GIVEN ENTRIES:

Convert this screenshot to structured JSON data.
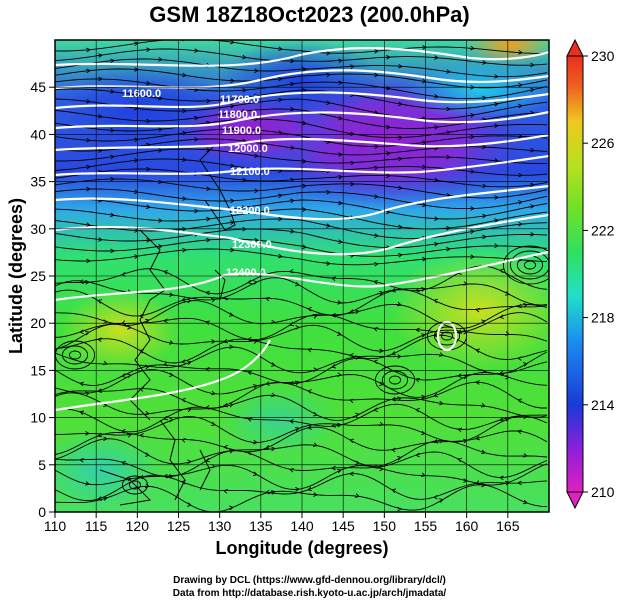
{
  "title": "GSM 18Z18Oct2023 (200.0hPa)",
  "xlabel": "Longitude (degrees)",
  "ylabel": "Latitude  (degrees)",
  "x_ticks": [
    "110",
    "115",
    "120",
    "125",
    "130",
    "135",
    "140",
    "145",
    "150",
    "155",
    "160",
    "165"
  ],
  "y_ticks": [
    "0",
    "5",
    "10",
    "15",
    "20",
    "25",
    "30",
    "35",
    "40",
    "45"
  ],
  "colorbar": {
    "ticks": [
      "210",
      "214",
      "218",
      "222",
      "226",
      "230"
    ],
    "colors": [
      "#e020c0",
      "#8a20d8",
      "#1a3ad8",
      "#1ab0f0",
      "#22e0a8",
      "#30e060",
      "#70e028",
      "#b8e020",
      "#f0c820",
      "#f06020",
      "#e83020"
    ]
  },
  "contour_labels": [
    "11600.0",
    "11700.0",
    "11800.0",
    "11900.0",
    "12000.0",
    "12100.0",
    "12200.0",
    "12300.0",
    "12400.0"
  ],
  "credits": {
    "line1": "Drawing by DCL (https://www.gfd-dennou.org/library/dcl/)",
    "line2": "Data from http://database.rish.kyoto-u.ac.jp/arch/jmadata/"
  },
  "chart_data": {
    "type": "heatmap",
    "title": "GSM 18Z18Oct2023 (200.0hPa)",
    "xlabel": "Longitude (degrees)",
    "ylabel": "Latitude  (degrees)",
    "xlim": [
      110,
      170
    ],
    "ylim": [
      0,
      50
    ],
    "colorbar_range": [
      210,
      230
    ],
    "colorbar_ticks": [
      210,
      214,
      218,
      222,
      226,
      230
    ],
    "contour_levels": [
      11600,
      11700,
      11800,
      11900,
      12000,
      12100,
      12200,
      12300,
      12400
    ],
    "grid": true
  }
}
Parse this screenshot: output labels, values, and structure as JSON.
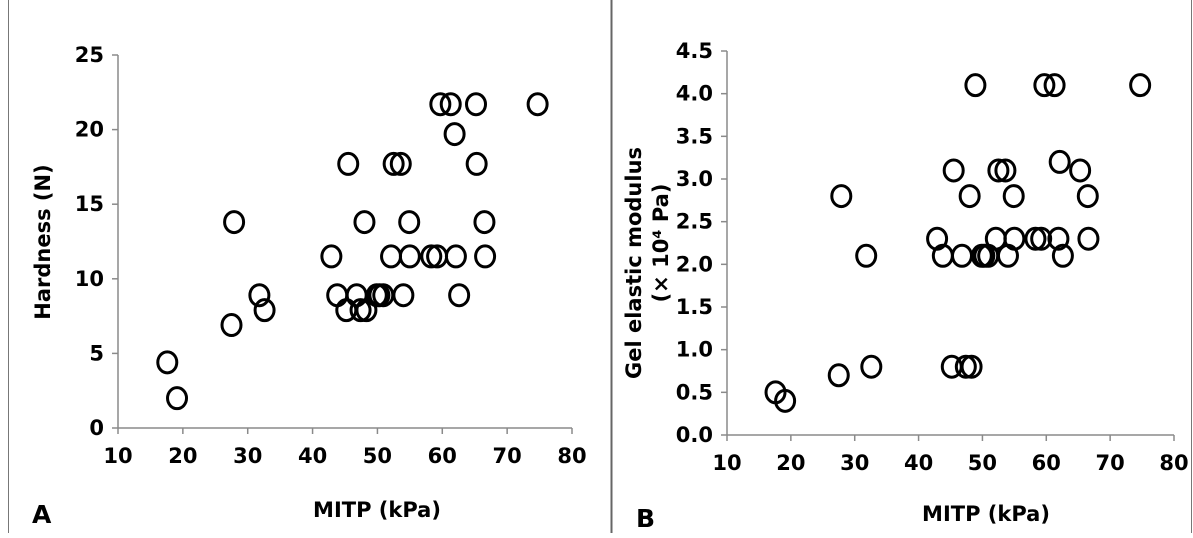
{
  "chart_data": [
    {
      "panel": "A",
      "type": "scatter",
      "title": "",
      "xlabel": "MITP (kPa)",
      "ylabel": "Hardness (N)",
      "xlim": [
        10,
        80
      ],
      "ylim": [
        0,
        25
      ],
      "xticks": [
        "10",
        "20",
        "30",
        "40",
        "50",
        "60",
        "70",
        "80"
      ],
      "yticks": [
        "0",
        "5",
        "10",
        "15",
        "20",
        "25"
      ],
      "grid": false,
      "legend": "none",
      "marker": "open-circle",
      "points": [
        {
          "x": 17.6,
          "y": 4.4
        },
        {
          "x": 19.1,
          "y": 2.0
        },
        {
          "x": 27.5,
          "y": 6.9
        },
        {
          "x": 27.9,
          "y": 13.8
        },
        {
          "x": 31.8,
          "y": 8.9
        },
        {
          "x": 32.6,
          "y": 7.9
        },
        {
          "x": 42.9,
          "y": 11.5
        },
        {
          "x": 43.8,
          "y": 8.9
        },
        {
          "x": 45.2,
          "y": 7.9
        },
        {
          "x": 45.5,
          "y": 17.7
        },
        {
          "x": 46.8,
          "y": 8.9
        },
        {
          "x": 47.4,
          "y": 7.9
        },
        {
          "x": 48.0,
          "y": 13.8
        },
        {
          "x": 48.3,
          "y": 7.9
        },
        {
          "x": 49.9,
          "y": 8.9
        },
        {
          "x": 50.3,
          "y": 8.9
        },
        {
          "x": 50.9,
          "y": 8.9
        },
        {
          "x": 52.1,
          "y": 11.5
        },
        {
          "x": 52.5,
          "y": 17.7
        },
        {
          "x": 53.6,
          "y": 17.7
        },
        {
          "x": 54.0,
          "y": 8.9
        },
        {
          "x": 54.9,
          "y": 13.8
        },
        {
          "x": 55.0,
          "y": 11.5
        },
        {
          "x": 58.3,
          "y": 11.5
        },
        {
          "x": 59.2,
          "y": 11.5
        },
        {
          "x": 59.7,
          "y": 21.7
        },
        {
          "x": 61.3,
          "y": 21.7
        },
        {
          "x": 61.9,
          "y": 19.7
        },
        {
          "x": 62.1,
          "y": 11.5
        },
        {
          "x": 62.6,
          "y": 8.9
        },
        {
          "x": 65.2,
          "y": 21.7
        },
        {
          "x": 65.3,
          "y": 17.7
        },
        {
          "x": 66.5,
          "y": 13.8
        },
        {
          "x": 66.6,
          "y": 11.5
        },
        {
          "x": 74.7,
          "y": 21.7
        }
      ]
    },
    {
      "panel": "B",
      "type": "scatter",
      "title": "",
      "xlabel": "MITP (kPa)",
      "ylabel_line1": "Gel elastic modulus",
      "ylabel_line2": "(× 10⁴ Pa)",
      "xlim": [
        10,
        80
      ],
      "ylim": [
        0,
        4.5
      ],
      "xticks": [
        "10",
        "20",
        "30",
        "40",
        "50",
        "60",
        "70",
        "80"
      ],
      "yticks": [
        "0.0",
        "0.5",
        "1.0",
        "1.5",
        "2.0",
        "2.5",
        "3.0",
        "3.5",
        "4.0",
        "4.5"
      ],
      "grid": false,
      "legend": "none",
      "marker": "open-circle",
      "points": [
        {
          "x": 17.6,
          "y": 0.5
        },
        {
          "x": 19.1,
          "y": 0.4
        },
        {
          "x": 27.5,
          "y": 0.7
        },
        {
          "x": 27.9,
          "y": 2.8
        },
        {
          "x": 31.8,
          "y": 2.1
        },
        {
          "x": 32.6,
          "y": 0.8
        },
        {
          "x": 42.9,
          "y": 2.3
        },
        {
          "x": 43.8,
          "y": 2.1
        },
        {
          "x": 45.2,
          "y": 0.8
        },
        {
          "x": 45.5,
          "y": 3.1
        },
        {
          "x": 46.8,
          "y": 2.1
        },
        {
          "x": 47.4,
          "y": 0.8
        },
        {
          "x": 48.0,
          "y": 2.8
        },
        {
          "x": 48.3,
          "y": 0.8
        },
        {
          "x": 48.9,
          "y": 4.1
        },
        {
          "x": 49.9,
          "y": 2.1
        },
        {
          "x": 50.3,
          "y": 2.1
        },
        {
          "x": 50.9,
          "y": 2.1
        },
        {
          "x": 52.1,
          "y": 2.3
        },
        {
          "x": 52.5,
          "y": 3.1
        },
        {
          "x": 53.6,
          "y": 3.1
        },
        {
          "x": 54.0,
          "y": 2.1
        },
        {
          "x": 54.9,
          "y": 2.8
        },
        {
          "x": 55.0,
          "y": 2.3
        },
        {
          "x": 58.3,
          "y": 2.3
        },
        {
          "x": 59.2,
          "y": 2.3
        },
        {
          "x": 59.7,
          "y": 4.1
        },
        {
          "x": 61.3,
          "y": 4.1
        },
        {
          "x": 61.9,
          "y": 2.3
        },
        {
          "x": 62.1,
          "y": 3.2
        },
        {
          "x": 62.6,
          "y": 2.1
        },
        {
          "x": 65.3,
          "y": 3.1
        },
        {
          "x": 66.5,
          "y": 2.8
        },
        {
          "x": 66.6,
          "y": 2.3
        },
        {
          "x": 74.7,
          "y": 4.1
        }
      ]
    }
  ]
}
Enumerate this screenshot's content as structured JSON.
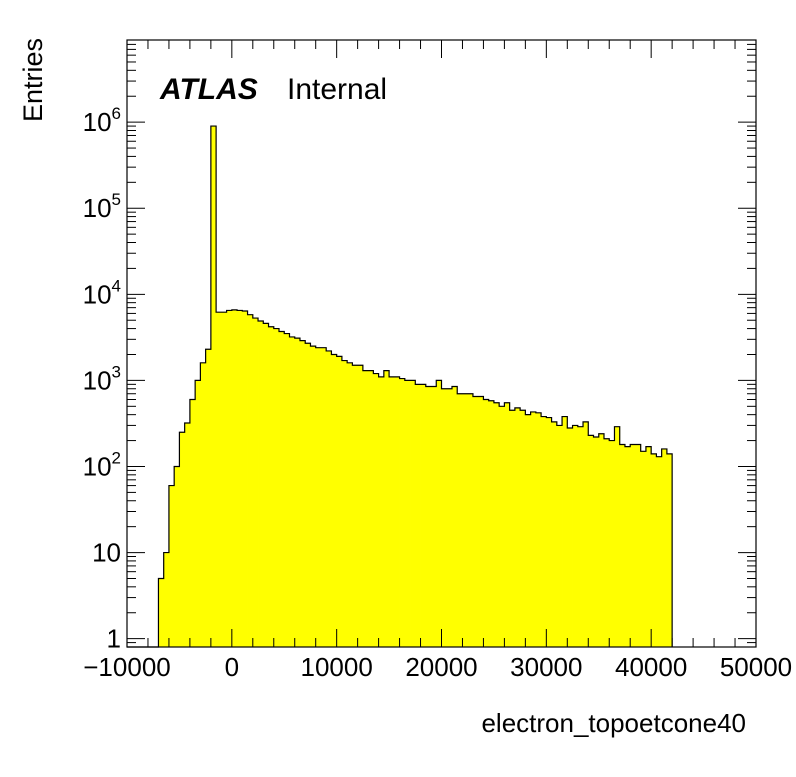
{
  "chart_data": {
    "type": "bar",
    "histogram": true,
    "label": "ATLAS",
    "label_suffix": "Internal",
    "xlabel": "electron_topoetcone40",
    "ylabel": "Entries",
    "xlim": [
      -10000,
      50000
    ],
    "ylim": [
      0.8,
      9000000
    ],
    "ylog": true,
    "fill_color": "#ffff00",
    "line_color": "#000000",
    "x_ticks": [
      -10000,
      0,
      10000,
      20000,
      30000,
      40000,
      50000
    ],
    "x_tick_labels": [
      "−10000",
      "0",
      "10000",
      "20000",
      "30000",
      "40000",
      "50000"
    ],
    "y_ticks": [
      {
        "value": 1,
        "base": "1",
        "exp": ""
      },
      {
        "value": 10,
        "base": "10",
        "exp": ""
      },
      {
        "value": 100,
        "base": "10",
        "exp": "2"
      },
      {
        "value": 1000,
        "base": "10",
        "exp": "3"
      },
      {
        "value": 10000,
        "base": "10",
        "exp": "4"
      },
      {
        "value": 100000,
        "base": "10",
        "exp": "5"
      },
      {
        "value": 1000000,
        "base": "10",
        "exp": "6"
      }
    ],
    "bin_start": -10000,
    "bin_width": 500,
    "values": [
      0,
      0,
      0,
      0,
      0,
      0,
      5,
      10,
      60,
      100,
      250,
      320,
      600,
      1000,
      1600,
      2300,
      900000,
      6200,
      6200,
      6500,
      6600,
      6500,
      6400,
      5800,
      5300,
      4900,
      4600,
      4200,
      4000,
      3700,
      3500,
      3200,
      3100,
      2900,
      2700,
      2500,
      2400,
      2400,
      2200,
      2000,
      1900,
      1700,
      1600,
      1500,
      1500,
      1300,
      1300,
      1200,
      1100,
      1300,
      1100,
      1100,
      1050,
      1000,
      1000,
      900,
      900,
      850,
      850,
      1000,
      800,
      800,
      850,
      700,
      700,
      700,
      650,
      650,
      600,
      580,
      550,
      500,
      550,
      450,
      480,
      450,
      400,
      430,
      420,
      380,
      370,
      330,
      300,
      380,
      280,
      300,
      290,
      330,
      230,
      220,
      240,
      210,
      200,
      290,
      180,
      170,
      180,
      180,
      150,
      170,
      140,
      130,
      160,
      140
    ],
    "grid": false,
    "legend": "none"
  }
}
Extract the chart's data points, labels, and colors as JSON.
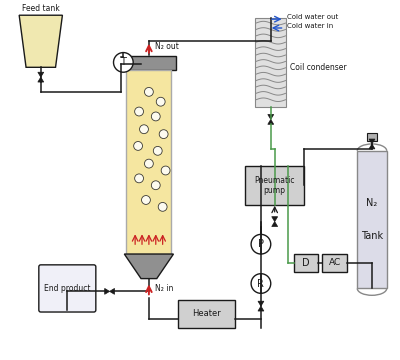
{
  "bg_color": "#ffffff",
  "line_color": "#1a1a1a",
  "green_line": "#4a9a4a",
  "blue_color": "#2255cc",
  "red_color": "#cc2222",
  "reactor_fill": "#f5e6a0",
  "reactor_border": "#aaaaaa",
  "cap_color": "#909090",
  "feed_tank_fill": "#f0e8b0",
  "end_product_fill": "#f0f0f8",
  "n2_tank_fill": "#dcdce8",
  "box_fill": "#d0d0d0",
  "condenser_fill": "#c8c8c8",
  "heater_fill": "#d0d0d0",
  "labels": {
    "feed_tank": "Feed tank",
    "end_product": "End product",
    "n2_sub": "2",
    "n2_tank_top": "N₂",
    "n2_tank_bot": "Tank",
    "n2_out": "N₂ out",
    "n2_in": "N₂ in",
    "cold_water_out": "Cold water out",
    "cold_water_in": "Cold water in",
    "coil_condenser": "Coil condenser",
    "pneumatic_pump": "Pneumatic\npump",
    "heater": "Heater",
    "T": "T",
    "P": "P",
    "R": "R",
    "D": "D",
    "AC": "AC"
  }
}
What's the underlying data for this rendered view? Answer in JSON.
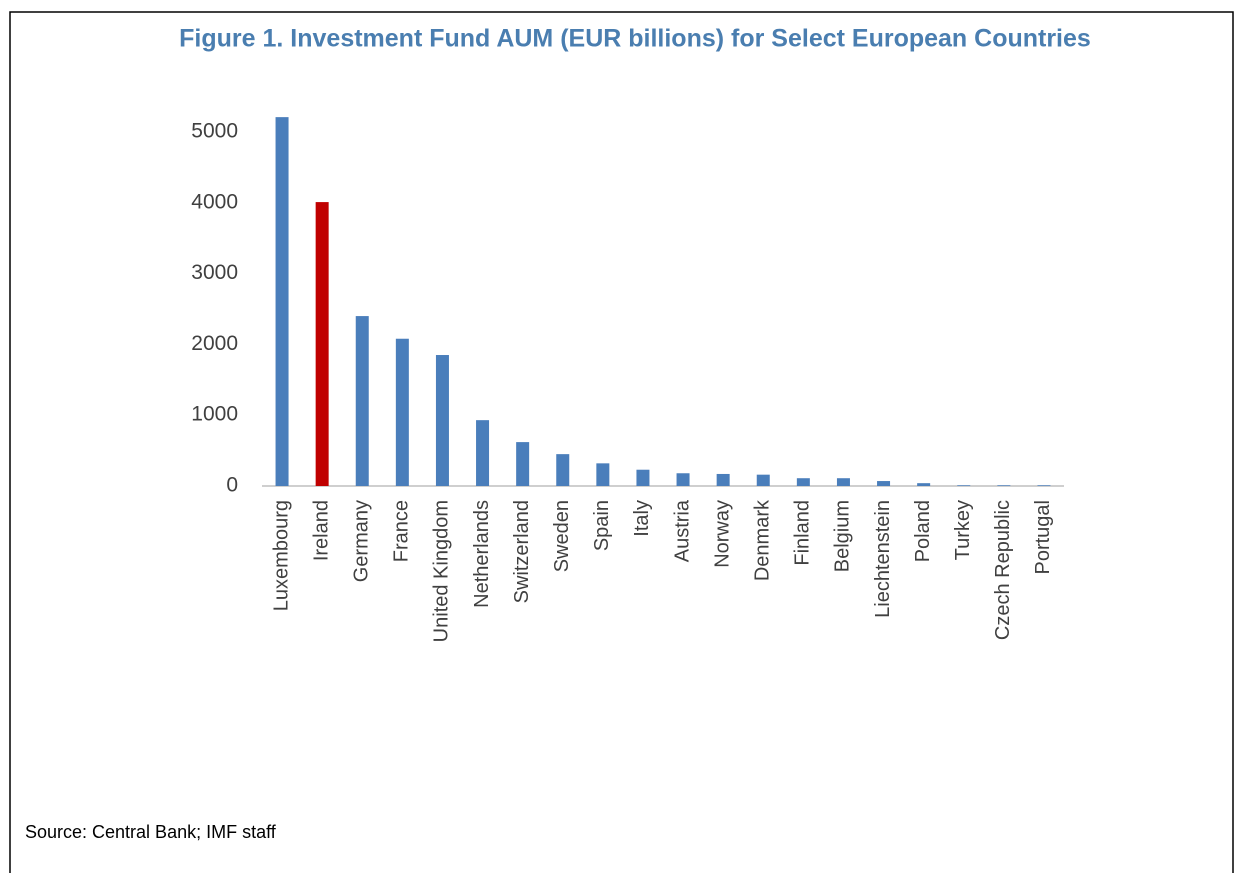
{
  "chart_data": {
    "type": "bar",
    "title": "Figure 1. Investment Fund AUM (EUR billions) for Select European Countries",
    "source": "Source: Central Bank; IMF staff",
    "categories": [
      "Luxembourg",
      "Ireland",
      "Germany",
      "France",
      "United Kingdom",
      "Netherlands",
      "Switzerland",
      "Sweden",
      "Spain",
      "Italy",
      "Austria",
      "Norway",
      "Denmark",
      "Finland",
      "Belgium",
      "Liechtenstein",
      "Poland",
      "Turkey",
      "Czech Republic",
      "Portugal"
    ],
    "values": [
      5210,
      4010,
      2400,
      2080,
      1850,
      930,
      620,
      450,
      320,
      230,
      180,
      170,
      160,
      110,
      110,
      70,
      40,
      10,
      10,
      10
    ],
    "colors": [
      "#4a7ebb",
      "#c00000",
      "#4a7ebb",
      "#4a7ebb",
      "#4a7ebb",
      "#4a7ebb",
      "#4a7ebb",
      "#4a7ebb",
      "#4a7ebb",
      "#4a7ebb",
      "#4a7ebb",
      "#4a7ebb",
      "#4a7ebb",
      "#4a7ebb",
      "#4a7ebb",
      "#4a7ebb",
      "#4a7ebb",
      "#4a7ebb",
      "#4a7ebb",
      "#4a7ebb"
    ],
    "ylim": [
      0,
      5210
    ],
    "yticks": [
      0,
      1000,
      2000,
      3000,
      4000,
      5000
    ],
    "grid": false
  }
}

AIM OF THE TASK: Look for "xlabel" and pull out every line that has it.

FINISHED TASK:
  "xlabel": "Longitude (degrees)",
    "xlabel": "Longitude (degrees)",
      "xlabel": "MITP (kPa)",
      "xlabel": "MITP (kPa)",
    "xlabel": "electron_topoetcone40",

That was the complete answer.